— START OF Task material —

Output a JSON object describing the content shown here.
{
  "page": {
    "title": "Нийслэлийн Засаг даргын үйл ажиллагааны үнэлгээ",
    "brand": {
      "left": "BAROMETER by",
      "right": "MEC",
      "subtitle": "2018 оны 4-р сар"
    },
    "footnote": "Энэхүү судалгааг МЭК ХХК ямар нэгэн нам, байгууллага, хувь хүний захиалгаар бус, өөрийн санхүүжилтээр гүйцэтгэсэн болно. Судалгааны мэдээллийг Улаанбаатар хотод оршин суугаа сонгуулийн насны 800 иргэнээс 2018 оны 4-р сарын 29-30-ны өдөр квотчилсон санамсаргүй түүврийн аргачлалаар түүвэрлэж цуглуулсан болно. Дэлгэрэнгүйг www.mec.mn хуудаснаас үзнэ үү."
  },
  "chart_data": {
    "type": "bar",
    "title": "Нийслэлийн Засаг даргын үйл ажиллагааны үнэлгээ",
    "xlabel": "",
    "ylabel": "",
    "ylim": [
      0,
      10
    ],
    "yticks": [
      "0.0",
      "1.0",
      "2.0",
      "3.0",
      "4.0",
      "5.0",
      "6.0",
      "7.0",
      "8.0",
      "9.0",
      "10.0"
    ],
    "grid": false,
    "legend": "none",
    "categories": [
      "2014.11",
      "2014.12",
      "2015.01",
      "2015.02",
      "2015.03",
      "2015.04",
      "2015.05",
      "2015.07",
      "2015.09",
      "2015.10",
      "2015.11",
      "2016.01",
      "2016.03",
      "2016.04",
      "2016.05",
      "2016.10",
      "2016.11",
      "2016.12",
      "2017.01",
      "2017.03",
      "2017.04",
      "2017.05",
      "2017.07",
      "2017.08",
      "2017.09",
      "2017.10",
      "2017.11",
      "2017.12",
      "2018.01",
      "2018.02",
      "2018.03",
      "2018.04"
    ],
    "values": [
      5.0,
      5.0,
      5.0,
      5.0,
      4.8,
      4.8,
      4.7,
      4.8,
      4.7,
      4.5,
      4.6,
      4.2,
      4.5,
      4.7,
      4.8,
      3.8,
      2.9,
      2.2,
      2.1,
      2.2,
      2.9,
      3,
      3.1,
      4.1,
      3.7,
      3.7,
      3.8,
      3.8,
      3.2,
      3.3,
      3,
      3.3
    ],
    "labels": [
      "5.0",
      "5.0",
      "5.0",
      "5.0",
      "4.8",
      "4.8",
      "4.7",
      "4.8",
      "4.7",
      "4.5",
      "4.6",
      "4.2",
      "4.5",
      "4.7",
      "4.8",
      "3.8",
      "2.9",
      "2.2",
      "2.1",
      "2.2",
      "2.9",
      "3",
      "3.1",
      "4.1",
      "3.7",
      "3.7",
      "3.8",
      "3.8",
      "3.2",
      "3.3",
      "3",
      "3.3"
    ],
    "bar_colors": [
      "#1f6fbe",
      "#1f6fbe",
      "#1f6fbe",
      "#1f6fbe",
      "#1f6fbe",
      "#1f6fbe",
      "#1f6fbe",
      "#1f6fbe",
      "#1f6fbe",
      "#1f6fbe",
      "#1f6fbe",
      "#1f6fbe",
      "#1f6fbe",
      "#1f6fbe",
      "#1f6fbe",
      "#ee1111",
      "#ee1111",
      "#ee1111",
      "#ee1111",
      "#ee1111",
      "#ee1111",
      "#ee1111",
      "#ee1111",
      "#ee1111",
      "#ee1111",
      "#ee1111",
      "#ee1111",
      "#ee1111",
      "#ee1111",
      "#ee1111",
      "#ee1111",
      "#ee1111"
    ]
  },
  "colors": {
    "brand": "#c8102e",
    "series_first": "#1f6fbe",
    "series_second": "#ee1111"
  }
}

— END OF Task material —

| To do |
Please output the complete data exactly.

| Answer for the task |
Output a JSON object describing the content shown here.
{
  "page": {
    "title": "Нийслэлийн Засаг даргын үйл ажиллагааны үнэлгээ",
    "brand": {
      "left": "BAROMETER by",
      "right": "MEC",
      "subtitle": "2018 оны 4-р сар"
    },
    "footnote": "Энэхүү судалгааг МЭК ХХК ямар нэгэн нам, байгууллага, хувь хүний захиалгаар бус, өөрийн санхүүжилтээр гүйцэтгэсэн болно. Судалгааны мэдээллийг Улаанбаатар хотод оршин суугаа сонгуулийн насны 800 иргэнээс 2018 оны 4-р сарын 29-30-ны өдөр квотчилсон санамсаргүй түүврийн аргачлалаар түүвэрлэж цуглуулсан болно. Дэлгэрэнгүйг www.mec.mn хуудаснаас үзнэ үү."
  },
  "chart_data": {
    "type": "bar",
    "title": "Нийслэлийн Засаг даргын үйл ажиллагааны үнэлгээ",
    "xlabel": "",
    "ylabel": "",
    "ylim": [
      0,
      10
    ],
    "yticks": [
      "0.0",
      "1.0",
      "2.0",
      "3.0",
      "4.0",
      "5.0",
      "6.0",
      "7.0",
      "8.0",
      "9.0",
      "10.0"
    ],
    "grid": false,
    "legend": "none",
    "categories": [
      "2014.11",
      "2014.12",
      "2015.01",
      "2015.02",
      "2015.03",
      "2015.04",
      "2015.05",
      "2015.07",
      "2015.09",
      "2015.10",
      "2015.11",
      "2016.01",
      "2016.03",
      "2016.04",
      "2016.05",
      "2016.10",
      "2016.11",
      "2016.12",
      "2017.01",
      "2017.03",
      "2017.04",
      "2017.05",
      "2017.07",
      "2017.08",
      "2017.09",
      "2017.10",
      "2017.11",
      "2017.12",
      "2018.01",
      "2018.02",
      "2018.03",
      "2018.04"
    ],
    "values": [
      5.0,
      5.0,
      5.0,
      5.0,
      4.8,
      4.8,
      4.7,
      4.8,
      4.7,
      4.5,
      4.6,
      4.2,
      4.5,
      4.7,
      4.8,
      3.8,
      2.9,
      2.2,
      2.1,
      2.2,
      2.9,
      3,
      3.1,
      4.1,
      3.7,
      3.7,
      3.8,
      3.8,
      3.2,
      3.3,
      3,
      3.3
    ],
    "labels": [
      "5.0",
      "5.0",
      "5.0",
      "5.0",
      "4.8",
      "4.8",
      "4.7",
      "4.8",
      "4.7",
      "4.5",
      "4.6",
      "4.2",
      "4.5",
      "4.7",
      "4.8",
      "3.8",
      "2.9",
      "2.2",
      "2.1",
      "2.2",
      "2.9",
      "3",
      "3.1",
      "4.1",
      "3.7",
      "3.7",
      "3.8",
      "3.8",
      "3.2",
      "3.3",
      "3",
      "3.3"
    ],
    "bar_colors": [
      "#1f6fbe",
      "#1f6fbe",
      "#1f6fbe",
      "#1f6fbe",
      "#1f6fbe",
      "#1f6fbe",
      "#1f6fbe",
      "#1f6fbe",
      "#1f6fbe",
      "#1f6fbe",
      "#1f6fbe",
      "#1f6fbe",
      "#1f6fbe",
      "#1f6fbe",
      "#1f6fbe",
      "#ee1111",
      "#ee1111",
      "#ee1111",
      "#ee1111",
      "#ee1111",
      "#ee1111",
      "#ee1111",
      "#ee1111",
      "#ee1111",
      "#ee1111",
      "#ee1111",
      "#ee1111",
      "#ee1111",
      "#ee1111",
      "#ee1111",
      "#ee1111",
      "#ee1111"
    ]
  },
  "colors": {
    "brand": "#c8102e",
    "series_first": "#1f6fbe",
    "series_second": "#ee1111"
  }
}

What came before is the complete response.